Exercise prompt:
Copy out the lines that have "then" in them.

-------- Supplied records

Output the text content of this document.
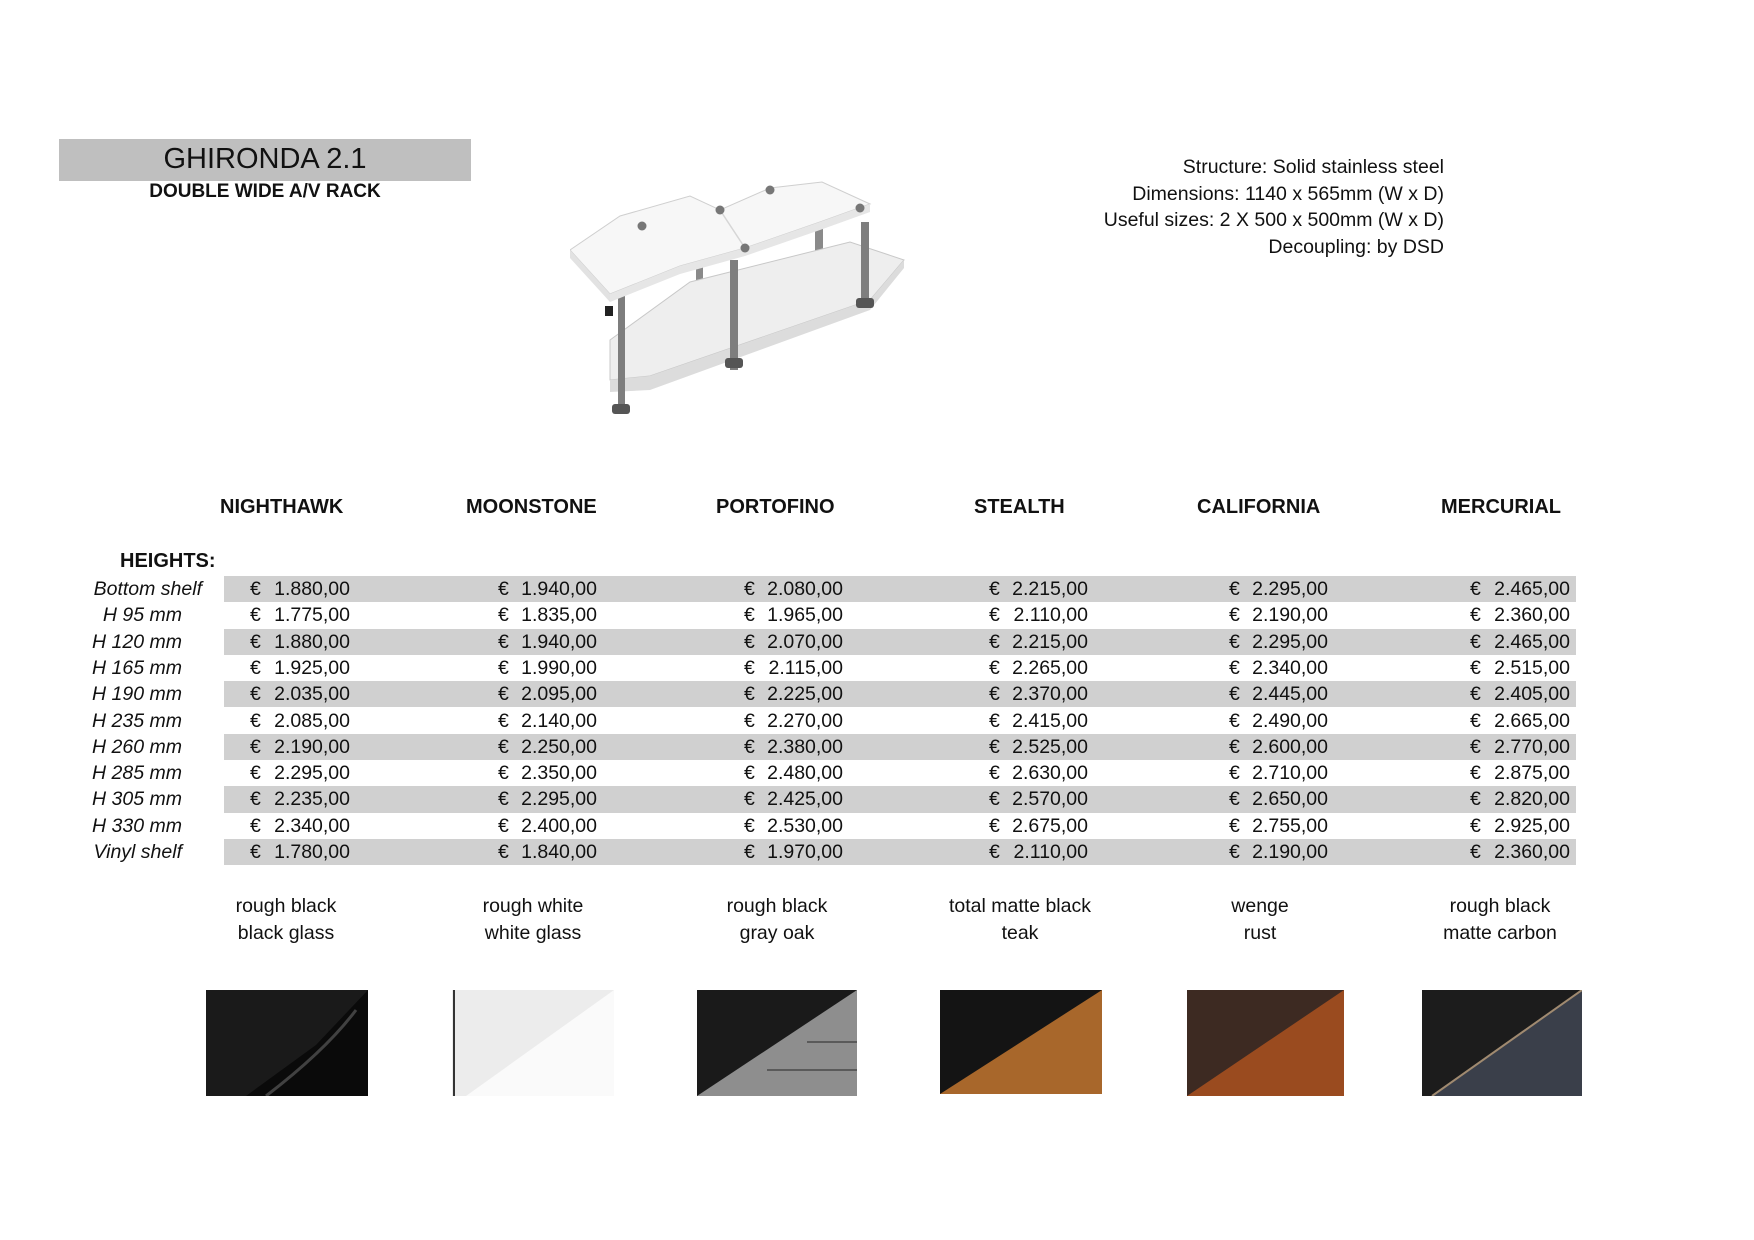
GHIRONDA 2.1
DOUBLE WIDE A/V RACK
Structure: Solid stainless steel
Dimensions: 1140 x 565mm (W x D)
Useful sizes: 2 X 500 x 500mm (W x D)
Decoupling: by DSD
NIGHTHAWK	MOONSTONE	PORTOFINO	STEALTH	CALIFORNIA	MERCURIAL
HEIGHTS:
Bottom shelf € 1.880,00	€ 1.940,00	€ 2.080,00	€ 2.215,00	€ 2.295,00	€ 2.465,00
H 95 mm	€ 1.775,00	€ 1.835,00	€ 1.965,00	€ 2.110,00	€ 2.190,00	€ 2.360,00
H 120 mm	€ 1.880,00	€ 1.940,00	€ 2.070,00	€ 2.215,00	€ 2.295,00	€ 2.465,00
H 165 mm	€ 1.925,00	€ 1.990,00	€ 2.115,00	€ 2.265,00	€ 2.340,00	€ 2.515,00
H 190 mm	€ 2.035,00	€ 2.095,00	€ 2.225,00	€ 2.370,00	€ 2.445,00	€ 2.405,00
H 235 mm	€ 2.085,00	€ 2.140,00	€ 2.270,00	€ 2.415,00	€ 2.490,00	€ 2.665,00
H 260 mm	€ 2.190,00	€ 2.250,00	€ 2.380,00	€ 2.525,00	€ 2.600,00	€ 2.770,00
H 285 mm	€ 2.295,00	€ 2.350,00	€ 2.480,00	€ 2.630,00	€ 2.710,00	€ 2.875,00
H 305 mm	€ 2.235,00	€ 2.295,00	€ 2.425,00	€ 2.570,00	€ 2.650,00	€ 2.820,00
H 330 mm	€ 2.340,00	€ 2.400,00	€ 2.530,00	€ 2.675,00	€ 2.755,00	€ 2.925,00
Vinyl shelf	€ 1.780,00	€ 1.840,00	€ 1.970,00	€ 2.110,00	€ 2.190,00	€ 2.360,00
rough black
black glass
rough white
white glass
rough black
gray oak
total matte black
teak
wenge
rust
rough black
matte carbon
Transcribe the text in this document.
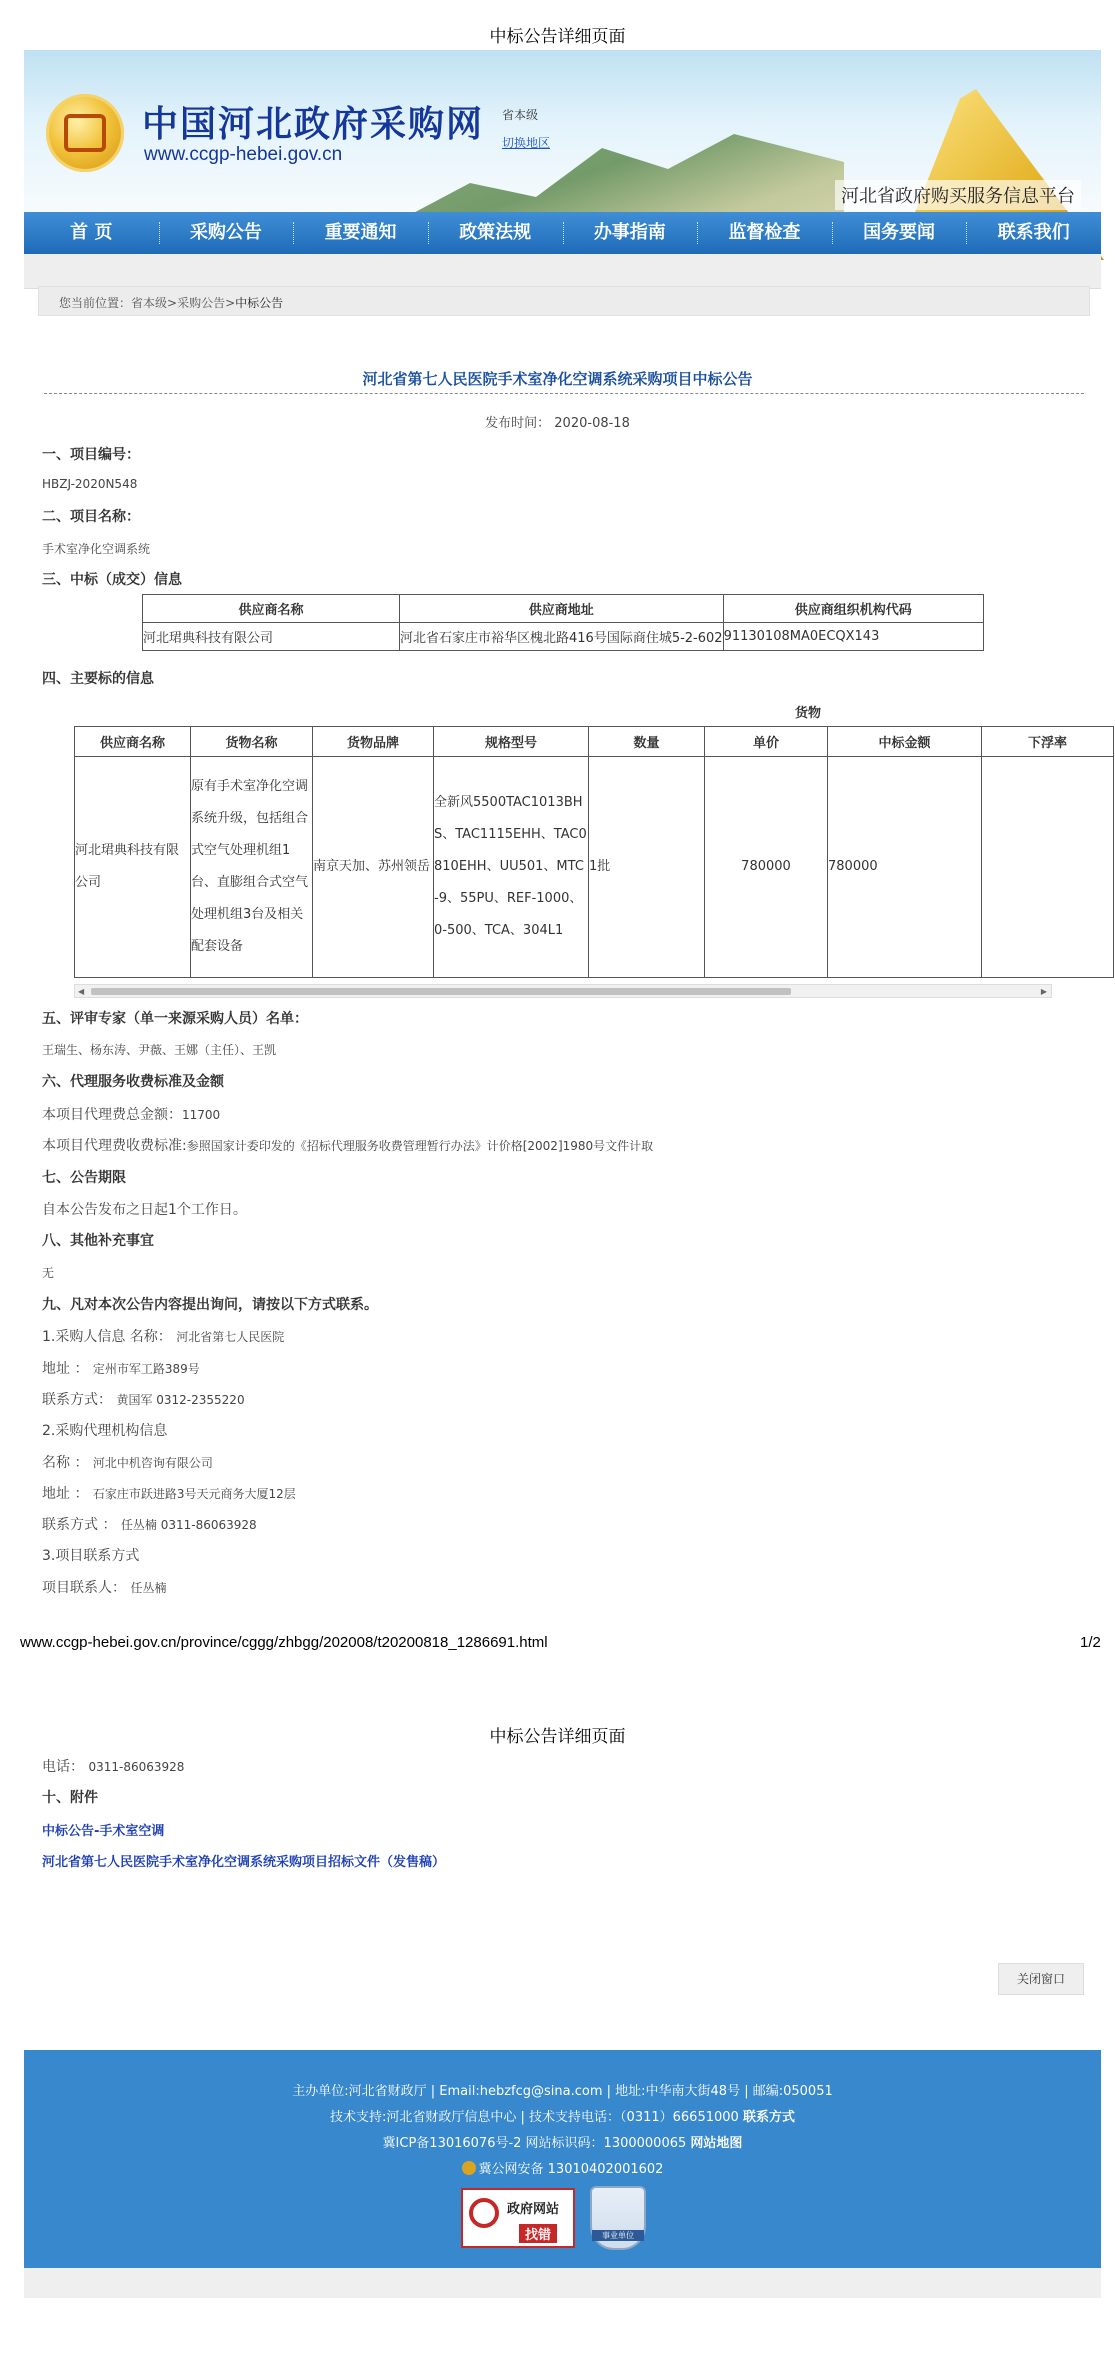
中标公告详细页面
中国河北政府采购网
www.ccgp-hebei.gov.cn
省本级
切换地区
河北省政府购买服务信息平台
首 页	采购公告	重要通知	政策法规	办事指南	监督检查	国务要闻	联系我们
您当前位置：省本级>采购公告>中标公告
河北省第七人民医院手术室净化空调系统采购项目中标公告
发布时间： 2020-08-18
一、项目编号：
HBZJ-2020N548
二、项目名称：
手术室净化空调系统
三、中标（成交）信息
供应商名称	供应商地址	供应商组织机构代码
河北珺典科技有限公司	河北省石家庄市裕华区槐北路416号国际商住城5-2-602	91130108MA0ECQX143
四、主要标的信息
货物
供应商名称	货物名称	货物品牌	规格型号	数量	单价	中标金额	下浮率
河北珺典科技有限公司	原有手术室净化空调系统升级，包括组合式空气处理机组1台、直膨组合式空气处理机组3台及相关配套设备	南京天加、苏州领岳	全新风5500TAC1013BHS、TAC1115EHH、TAC0810EHH、UU501、MTC-9、55PU、REF-1000、0-500、TCA、304L1	1批	780000	780000	
◀	▶
五、评审专家（单一来源采购人员）名单：
王瑞生、杨东涛、尹薇、王娜（主任）、王凯
六、代理服务收费标准及金额
本项目代理费总金额：11700
本项目代理费收费标准:参照国家计委印发的《招标代理服务收费管理暂行办法》计价格[2002]1980号文件计取
七、公告期限
自本公告发布之日起1个工作日。
八、其他补充事宜
无
九、凡对本次公告内容提出询问，请按以下方式联系。
1.采购人信息 名称： 河北省第七人民医院
地址 ： 定州市军工路389号
联系方式： 黄国军 0312-2355220
2.采购代理机构信息
名称 ： 河北中机咨询有限公司
地址 ： 石家庄市跃进路3号天元商务大厦12层
联系方式 ： 任丛楠 0311-86063928
3.项目联系方式
项目联系人： 任丛楠
www.ccgp-hebei.gov.cn/province/cggg/zhbgg/202008/t20200818_1286691.html	1/2
中标公告详细页面
电话： 0311-86063928
十、附件
中标公告-手术室空调
河北省第七人民医院手术室净化空调系统采购项目招标文件（发售稿）
关闭窗口
主办单位:河北省财政厅 | Email:hebzfcg@sina.com | 地址:中华南大街48号 | 邮编:050051
技术支持:河北省财政厅信息中心 | 技术支持电话：（0311）66651000 联系方式
冀ICP备13016076号-2 网站标识码：1300000065 网站地图
冀公网安备 13010402001602
政府网站
找错	事业单位
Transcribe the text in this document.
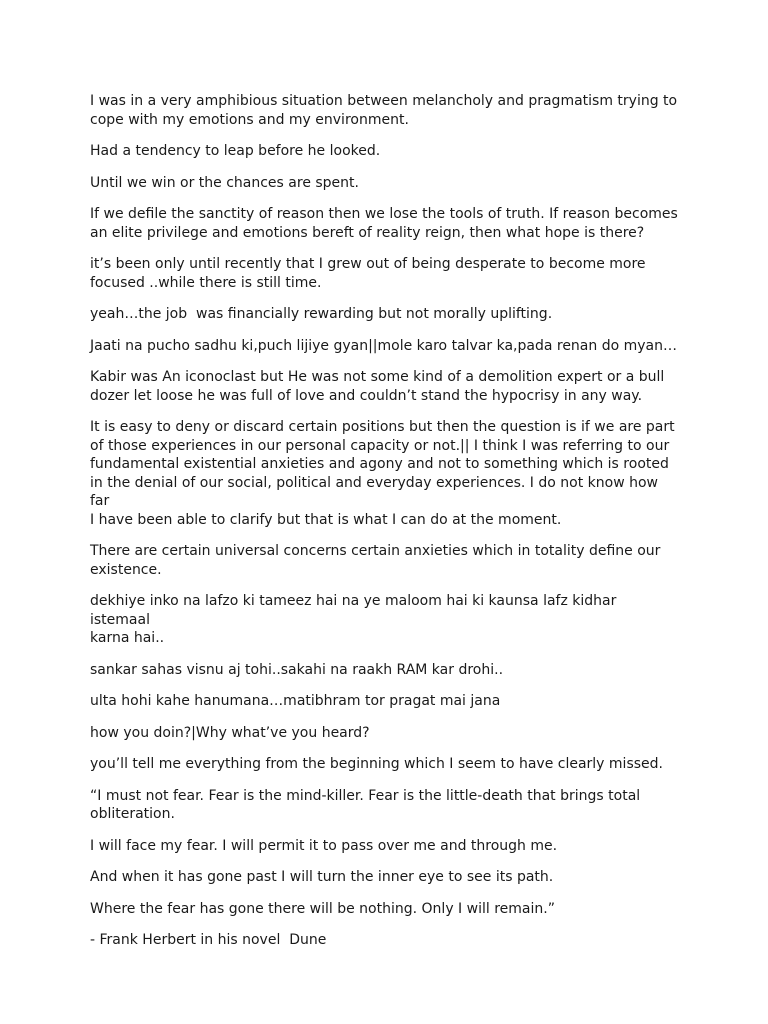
I was in a very amphibious situation between melancholy and pragmatism trying to
cope with my emotions and my environment.

Had a tendency to leap before he looked.

Until we win or the chances are spent.

If we defile the sanctity of reason then we lose the tools of truth. If reason becomes
an elite privilege and emotions bereft of reality reign, then what hope is there?

it’s been only until recently that I grew out of being desperate to become more
focused ..while there is still time.

yeah…the job  was financially rewarding but not morally uplifting.

Jaati na pucho sadhu ki,puch lijiye gyan||mole karo talvar ka,pada renan do myan…

Kabir was An iconoclast but He was not some kind of a demolition expert or a bull
dozer let loose he was full of love and couldn’t stand the hypocrisy in any way.

It is easy to deny or discard certain positions but then the question is if we are part
of those experiences in our personal capacity or not.|| I think I was referring to our
fundamental existential anxieties and agony and not to something which is rooted
in the denial of our social, political and everyday experiences. I do not know how far
I have been able to clarify but that is what I can do at the moment.

There are certain universal concerns certain anxieties which in totality define our
existence.

dekhiye inko na lafzo ki tameez hai na ye maloom hai ki kaunsa lafz kidhar istemaal
karna hai..

sankar sahas visnu aj tohi..sakahi na raakh RAM kar drohi..

ulta hohi kahe hanumana…matibhram tor pragat mai jana

how you doin?|Why what’ve you heard?

you’ll tell me everything from the beginning which I seem to have clearly missed.

“I must not fear. Fear is the mind-killer. Fear is the little-death that brings total
obliteration.

I will face my fear. I will permit it to pass over me and through me.

And when it has gone past I will turn the inner eye to see its path.

Where the fear has gone there will be nothing. Only I will remain.”

- Frank Herbert in his novel  Dune
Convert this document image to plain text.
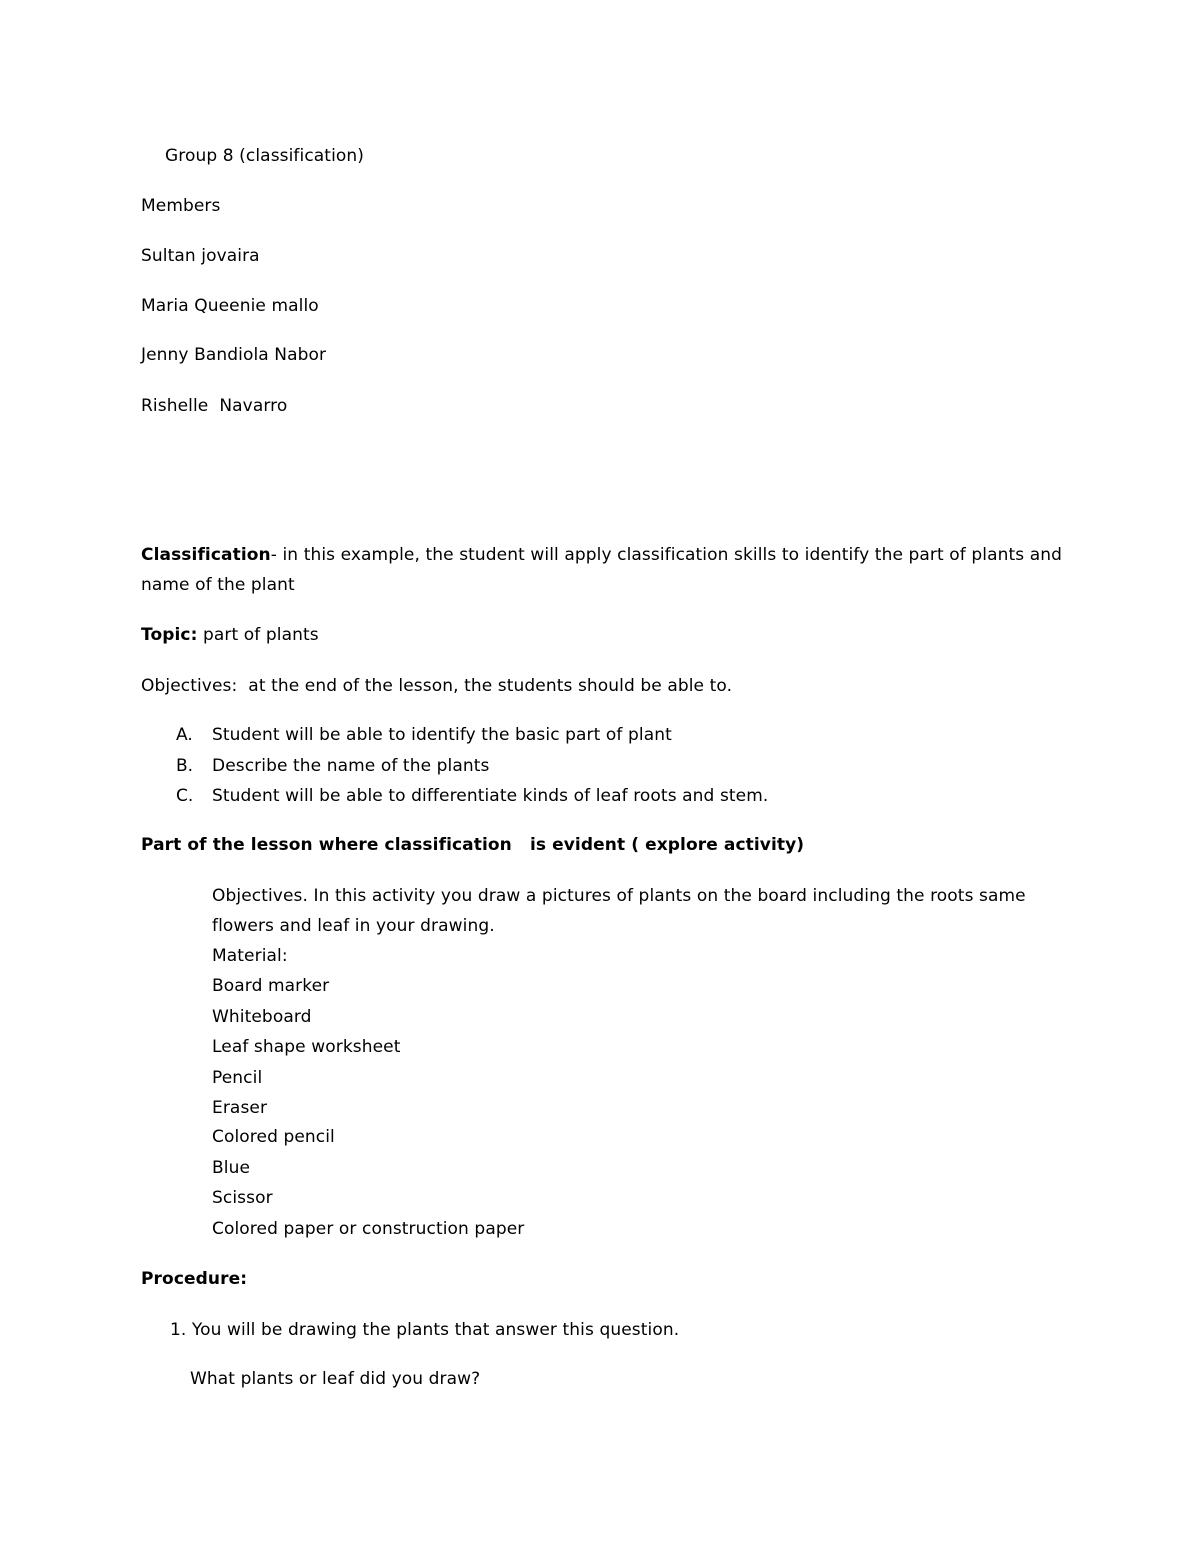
Group 8 (classification)
Members
Sultan jovaira
Maria Queenie mallo
Jenny Bandiola Nabor
Rishelle  Navarro
Classification- in this example, the student will apply classification skills to identify the part of plants and
name of the plant
Topic: part of plants
Objectives:  at the end of the lesson, the students should be able to.
A. Student will be able to identify the basic part of plant
B. Describe the name of the plants
C. Student will be able to differentiate kinds of leaf roots and stem.
Part of the lesson where classification   is evident ( explore activity)
Objectives. In this activity you draw a pictures of plants on the board including the roots same
flowers and leaf in your drawing.
Material:
Board marker
Whiteboard
Leaf shape worksheet
Pencil
Eraser
Colored pencil
Blue
Scissor
Colored paper or construction paper
Procedure:
1. You will be drawing the plants that answer this question.
What plants or leaf did you draw?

----------------

Output:
If we defile the sanctity of reason then we lose the tools of truth. If reason becomes
an elite privilege and emotions bereft of reality reign, then what hope is there?
It is easy to deny or discard certain positions but then the question is if we are part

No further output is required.